-- What is required --
Search the records for "Principal" and copy each line that holds it.

= = =

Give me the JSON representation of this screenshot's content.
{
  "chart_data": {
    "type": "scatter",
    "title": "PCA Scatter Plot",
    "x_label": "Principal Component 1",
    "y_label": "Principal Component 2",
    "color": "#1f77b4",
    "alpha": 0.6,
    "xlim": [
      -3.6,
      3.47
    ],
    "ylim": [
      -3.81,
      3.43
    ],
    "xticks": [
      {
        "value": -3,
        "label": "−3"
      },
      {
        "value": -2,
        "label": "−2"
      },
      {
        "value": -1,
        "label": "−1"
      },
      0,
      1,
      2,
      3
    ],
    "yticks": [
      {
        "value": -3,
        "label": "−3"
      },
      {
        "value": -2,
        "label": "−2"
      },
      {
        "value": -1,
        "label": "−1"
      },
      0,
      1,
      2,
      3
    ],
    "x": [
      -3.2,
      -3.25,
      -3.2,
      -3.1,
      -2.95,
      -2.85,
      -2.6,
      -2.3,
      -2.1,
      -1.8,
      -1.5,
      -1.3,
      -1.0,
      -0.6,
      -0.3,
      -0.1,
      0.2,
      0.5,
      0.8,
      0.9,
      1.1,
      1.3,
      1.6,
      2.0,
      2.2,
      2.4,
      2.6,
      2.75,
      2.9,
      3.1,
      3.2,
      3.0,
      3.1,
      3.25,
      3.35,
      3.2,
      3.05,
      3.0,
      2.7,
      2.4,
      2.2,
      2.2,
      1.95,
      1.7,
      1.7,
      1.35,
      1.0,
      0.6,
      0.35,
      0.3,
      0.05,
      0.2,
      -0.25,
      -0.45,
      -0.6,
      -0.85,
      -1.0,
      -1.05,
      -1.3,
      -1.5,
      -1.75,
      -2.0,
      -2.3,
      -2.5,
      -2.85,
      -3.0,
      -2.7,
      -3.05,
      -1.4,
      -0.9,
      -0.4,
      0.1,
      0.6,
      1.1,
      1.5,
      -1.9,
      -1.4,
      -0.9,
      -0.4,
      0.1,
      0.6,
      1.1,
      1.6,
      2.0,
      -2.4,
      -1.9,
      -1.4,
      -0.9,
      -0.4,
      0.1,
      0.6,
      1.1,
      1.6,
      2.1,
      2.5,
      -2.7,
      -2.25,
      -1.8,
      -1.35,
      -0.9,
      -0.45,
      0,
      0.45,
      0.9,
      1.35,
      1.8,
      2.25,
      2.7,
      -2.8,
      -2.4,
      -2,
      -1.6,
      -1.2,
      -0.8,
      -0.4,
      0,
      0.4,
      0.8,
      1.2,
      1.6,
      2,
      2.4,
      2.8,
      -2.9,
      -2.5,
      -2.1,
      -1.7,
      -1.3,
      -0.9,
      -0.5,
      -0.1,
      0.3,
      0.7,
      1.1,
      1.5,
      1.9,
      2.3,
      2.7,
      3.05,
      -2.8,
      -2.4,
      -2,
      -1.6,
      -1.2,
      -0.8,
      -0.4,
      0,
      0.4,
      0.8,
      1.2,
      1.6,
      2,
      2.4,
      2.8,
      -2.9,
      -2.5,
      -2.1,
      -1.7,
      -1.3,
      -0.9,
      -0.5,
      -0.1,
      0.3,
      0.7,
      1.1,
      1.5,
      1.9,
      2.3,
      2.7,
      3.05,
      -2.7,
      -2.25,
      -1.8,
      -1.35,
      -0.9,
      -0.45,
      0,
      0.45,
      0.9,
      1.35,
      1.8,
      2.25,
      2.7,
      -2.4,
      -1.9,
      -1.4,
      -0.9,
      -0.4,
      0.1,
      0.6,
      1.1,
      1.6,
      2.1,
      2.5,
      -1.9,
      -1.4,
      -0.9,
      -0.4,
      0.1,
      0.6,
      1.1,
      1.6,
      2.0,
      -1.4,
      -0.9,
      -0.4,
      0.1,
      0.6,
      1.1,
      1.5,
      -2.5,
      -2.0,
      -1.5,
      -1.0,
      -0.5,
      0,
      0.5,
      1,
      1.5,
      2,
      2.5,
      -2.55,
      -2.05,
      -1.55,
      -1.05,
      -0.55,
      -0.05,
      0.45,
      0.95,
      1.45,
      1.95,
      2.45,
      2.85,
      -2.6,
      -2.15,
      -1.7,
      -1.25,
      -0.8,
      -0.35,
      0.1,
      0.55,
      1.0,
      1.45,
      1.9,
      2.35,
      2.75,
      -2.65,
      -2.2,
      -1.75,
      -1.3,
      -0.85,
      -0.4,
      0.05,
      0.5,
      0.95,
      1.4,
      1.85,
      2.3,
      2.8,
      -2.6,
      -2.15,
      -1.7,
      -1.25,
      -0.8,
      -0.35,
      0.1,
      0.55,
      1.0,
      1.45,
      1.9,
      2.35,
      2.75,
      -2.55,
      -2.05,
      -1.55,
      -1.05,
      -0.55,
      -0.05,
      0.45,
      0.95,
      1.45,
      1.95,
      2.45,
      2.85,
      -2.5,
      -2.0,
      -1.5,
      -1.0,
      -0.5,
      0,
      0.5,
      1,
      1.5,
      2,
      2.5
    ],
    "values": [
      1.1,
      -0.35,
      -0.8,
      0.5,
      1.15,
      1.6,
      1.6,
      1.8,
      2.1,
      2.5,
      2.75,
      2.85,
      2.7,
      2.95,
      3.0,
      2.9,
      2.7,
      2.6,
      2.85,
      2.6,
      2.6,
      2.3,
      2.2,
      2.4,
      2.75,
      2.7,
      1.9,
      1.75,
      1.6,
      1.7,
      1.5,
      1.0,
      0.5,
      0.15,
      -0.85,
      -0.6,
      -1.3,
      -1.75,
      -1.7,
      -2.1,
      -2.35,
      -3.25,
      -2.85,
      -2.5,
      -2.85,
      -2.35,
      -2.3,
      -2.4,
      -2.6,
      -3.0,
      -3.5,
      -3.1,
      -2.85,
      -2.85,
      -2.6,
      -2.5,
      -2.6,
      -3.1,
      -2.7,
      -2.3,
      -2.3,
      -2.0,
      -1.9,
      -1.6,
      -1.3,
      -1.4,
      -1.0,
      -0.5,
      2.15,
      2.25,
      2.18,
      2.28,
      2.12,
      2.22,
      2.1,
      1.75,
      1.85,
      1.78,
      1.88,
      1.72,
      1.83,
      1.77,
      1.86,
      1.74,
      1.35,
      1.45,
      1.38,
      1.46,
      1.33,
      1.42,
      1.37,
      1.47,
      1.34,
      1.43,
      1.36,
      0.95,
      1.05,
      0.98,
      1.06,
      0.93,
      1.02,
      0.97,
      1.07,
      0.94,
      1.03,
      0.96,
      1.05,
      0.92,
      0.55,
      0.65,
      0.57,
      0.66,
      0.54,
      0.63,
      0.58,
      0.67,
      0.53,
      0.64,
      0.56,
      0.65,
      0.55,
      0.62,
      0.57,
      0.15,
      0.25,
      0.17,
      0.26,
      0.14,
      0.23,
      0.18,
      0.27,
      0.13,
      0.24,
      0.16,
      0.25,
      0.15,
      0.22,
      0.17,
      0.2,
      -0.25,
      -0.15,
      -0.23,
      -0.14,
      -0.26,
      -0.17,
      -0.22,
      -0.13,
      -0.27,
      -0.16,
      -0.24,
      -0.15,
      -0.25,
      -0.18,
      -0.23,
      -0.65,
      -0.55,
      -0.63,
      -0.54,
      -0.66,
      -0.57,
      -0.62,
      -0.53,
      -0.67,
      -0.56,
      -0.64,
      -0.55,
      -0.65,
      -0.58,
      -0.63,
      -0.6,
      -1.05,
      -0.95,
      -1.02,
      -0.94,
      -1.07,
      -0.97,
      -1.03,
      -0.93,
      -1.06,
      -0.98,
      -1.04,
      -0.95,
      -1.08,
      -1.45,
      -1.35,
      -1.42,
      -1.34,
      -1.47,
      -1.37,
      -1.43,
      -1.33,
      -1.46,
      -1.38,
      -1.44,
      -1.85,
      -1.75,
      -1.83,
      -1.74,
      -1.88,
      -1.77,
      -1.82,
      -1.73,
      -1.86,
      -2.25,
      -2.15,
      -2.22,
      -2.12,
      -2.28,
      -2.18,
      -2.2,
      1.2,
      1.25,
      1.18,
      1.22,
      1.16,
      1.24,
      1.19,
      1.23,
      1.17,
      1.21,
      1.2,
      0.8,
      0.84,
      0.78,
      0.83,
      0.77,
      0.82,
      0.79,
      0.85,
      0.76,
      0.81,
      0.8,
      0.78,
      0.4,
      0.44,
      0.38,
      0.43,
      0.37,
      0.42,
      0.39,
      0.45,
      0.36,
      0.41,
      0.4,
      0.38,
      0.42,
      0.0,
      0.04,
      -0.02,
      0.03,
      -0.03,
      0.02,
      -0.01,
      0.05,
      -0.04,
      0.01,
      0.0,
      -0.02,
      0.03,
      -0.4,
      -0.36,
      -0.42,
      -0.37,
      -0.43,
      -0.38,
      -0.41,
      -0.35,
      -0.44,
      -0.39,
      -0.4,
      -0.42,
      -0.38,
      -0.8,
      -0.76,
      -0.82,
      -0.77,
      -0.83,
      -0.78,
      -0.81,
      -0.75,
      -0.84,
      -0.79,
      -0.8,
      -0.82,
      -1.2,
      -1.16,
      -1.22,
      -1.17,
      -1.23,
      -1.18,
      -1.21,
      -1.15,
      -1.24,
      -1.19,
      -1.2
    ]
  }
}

= = =

-- Task result --
    "x_label": "Principal Component 1",
    "y_label": "Principal Component 2",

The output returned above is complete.